Check every line below for the word "when" and show those that hold it.

--- start INFORMATION SHOWN ---

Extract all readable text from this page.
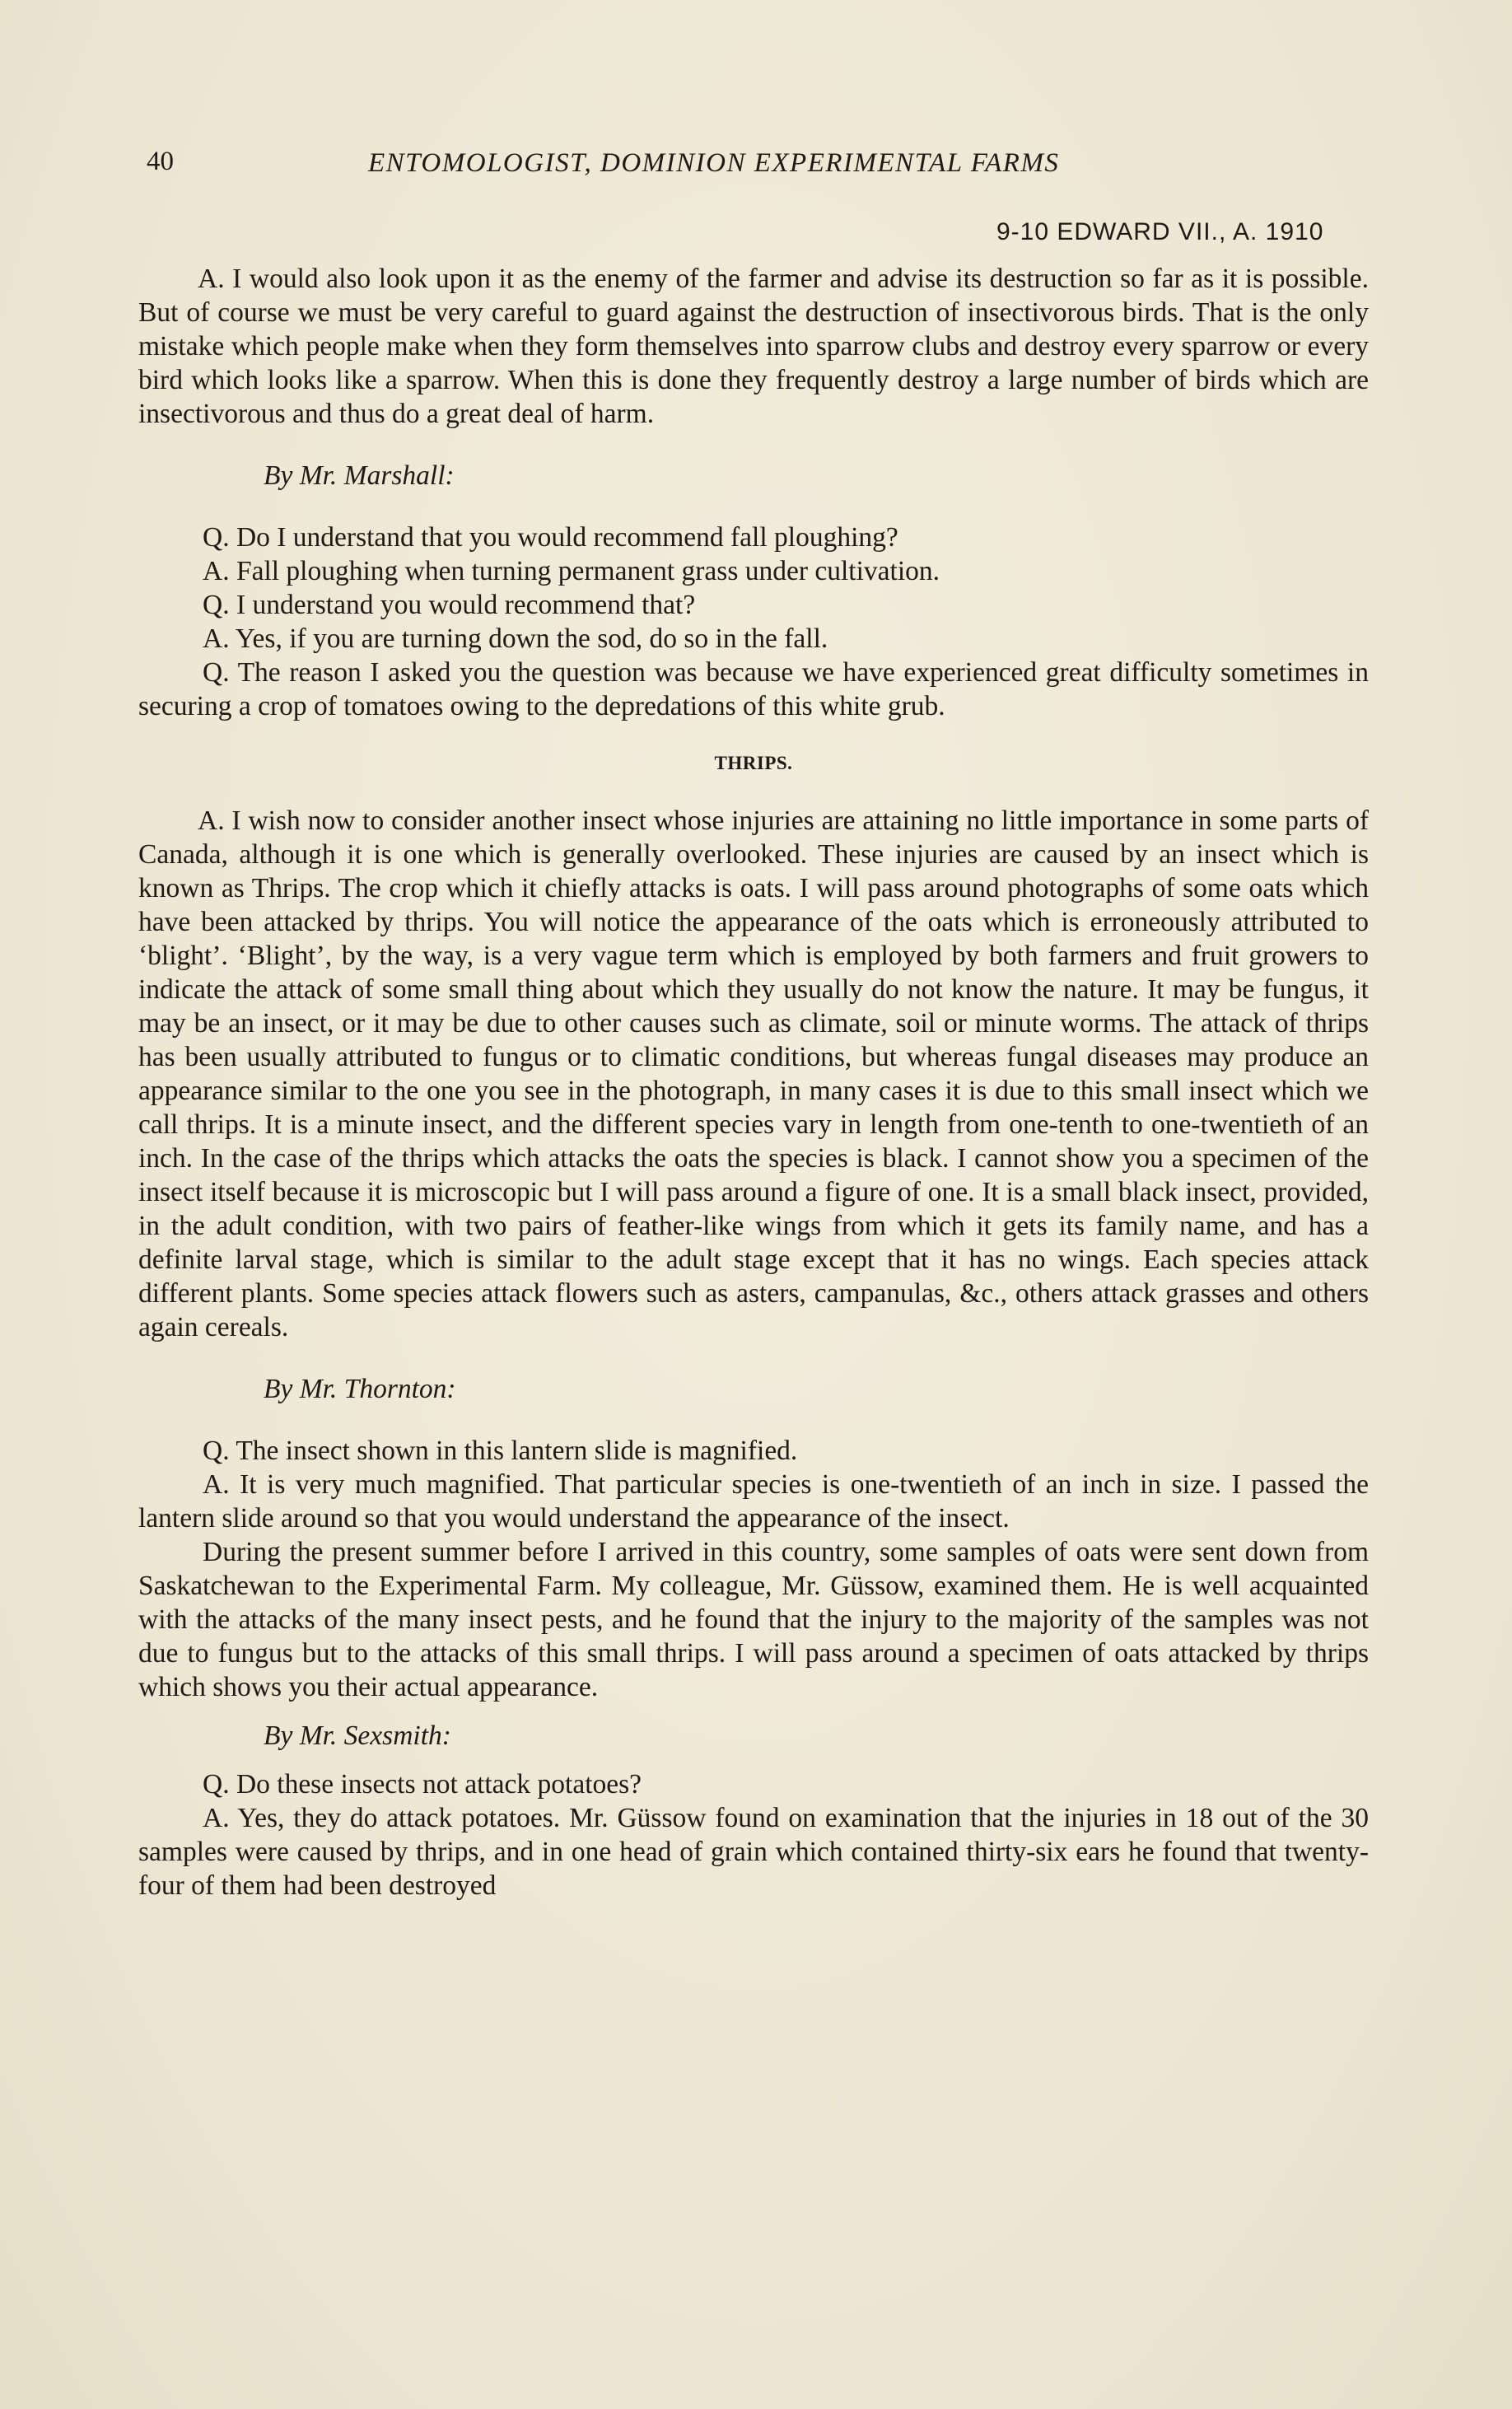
40	ENTOMOLOGIST, DOMINION EXPERIMENTAL FARMS
9-10 EDWARD VII., A. 1910

A. I would also look upon it as the enemy of the farmer and advise its destruction so far as it is possible. But of course we must be very careful to guard against the destruction of insectivorous birds. That is the only mistake which people make when they form themselves into sparrow clubs and destroy every sparrow or every bird which looks like a sparrow. When this is done they frequently destroy a large number of birds which are insectivorous and thus do a great deal of harm.

By Mr. Marshall:

Q. Do I understand that you would recommend fall ploughing?

A. Fall ploughing when turning permanent grass under cultivation.

Q. I understand you would recommend that?

A. Yes, if you are turning down the sod, do so in the fall.

Q. The reason I asked you the question was because we have experienced great difficulty sometimes in securing a crop of tomatoes owing to the depredations of this white grub.

THRIPS.

A. I wish now to consider another insect whose injuries are attaining no little importance in some parts of Canada, although it is one which is generally overlooked. These injuries are caused by an insect which is known as Thrips. The crop which it chiefly attacks is oats. I will pass around photographs of some oats which have been attacked by thrips. You will notice the appearance of the oats which is erroneously attributed to ‘blight’. ‘Blight’, by the way, is a very vague term which is employed by both farmers and fruit growers to indicate the attack of some small thing about which they usually do not know the nature. It may be fungus, it may be an insect, or it may be due to other causes such as climate, soil or minute worms. The attack of thrips has been usually attributed to fungus or to climatic conditions, but whereas fungal diseases may produce an appearance similar to the one you see in the photograph, in many cases it is due to this small insect which we call thrips. It is a minute insect, and the different species vary in length from one-tenth to one-twentieth of an inch. In the case of the thrips which attacks the oats the species is black. I cannot show you a specimen of the insect itself because it is microscopic but I will pass around a figure of one. It is a small black insect, provided, in the adult condition, with two pairs of feather-like wings from which it gets its family name, and has a definite larval stage, which is similar to the adult stage except that it has no wings. Each species attack different plants. Some species attack flowers such as asters, campanulas, &c., others attack grasses and others again cereals.

By Mr. Thornton:

Q. The insect shown in this lantern slide is magnified.

A. It is very much magnified. That particular species is one-twentieth of an inch in size. I passed the lantern slide around so that you would understand the appearance of the insect.

During the present summer before I arrived in this country, some samples of oats were sent down from Saskatchewan to the Experimental Farm. My colleague, Mr. Güssow, examined them. He is well acquainted with the attacks of the many insect pests, and he found that the injury to the majority of the samples was not due to fungus but to the attacks of this small thrips. I will pass around a specimen of oats attacked by thrips which shows you their actual appearance.

By Mr. Sexsmith:

Q. Do these insects not attack potatoes?

A. Yes, they do attack potatoes. Mr. Güssow found on examination that the injuries in 18 out of the 30 samples were caused by thrips, and in one head of grain which contained thirty-six ears he found that twenty-four of them had been destroyed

--- end INFORMATION SHOWN ---

SOLUTION FOR THIS TASK:
A. I would also look upon it as the enemy of the farmer and advise its destruction so far as it is possible. But of course we must be very careful to guard against the destruction of insectivorous birds. That is the only mistake which people make when they form themselves into sparrow clubs and destroy every sparrow or every bird which looks like a sparrow. When this is done they frequently destroy a large number of birds which are insectivorous and thus do a great deal of harm.
A. Fall ploughing when turning permanent grass under cultivation.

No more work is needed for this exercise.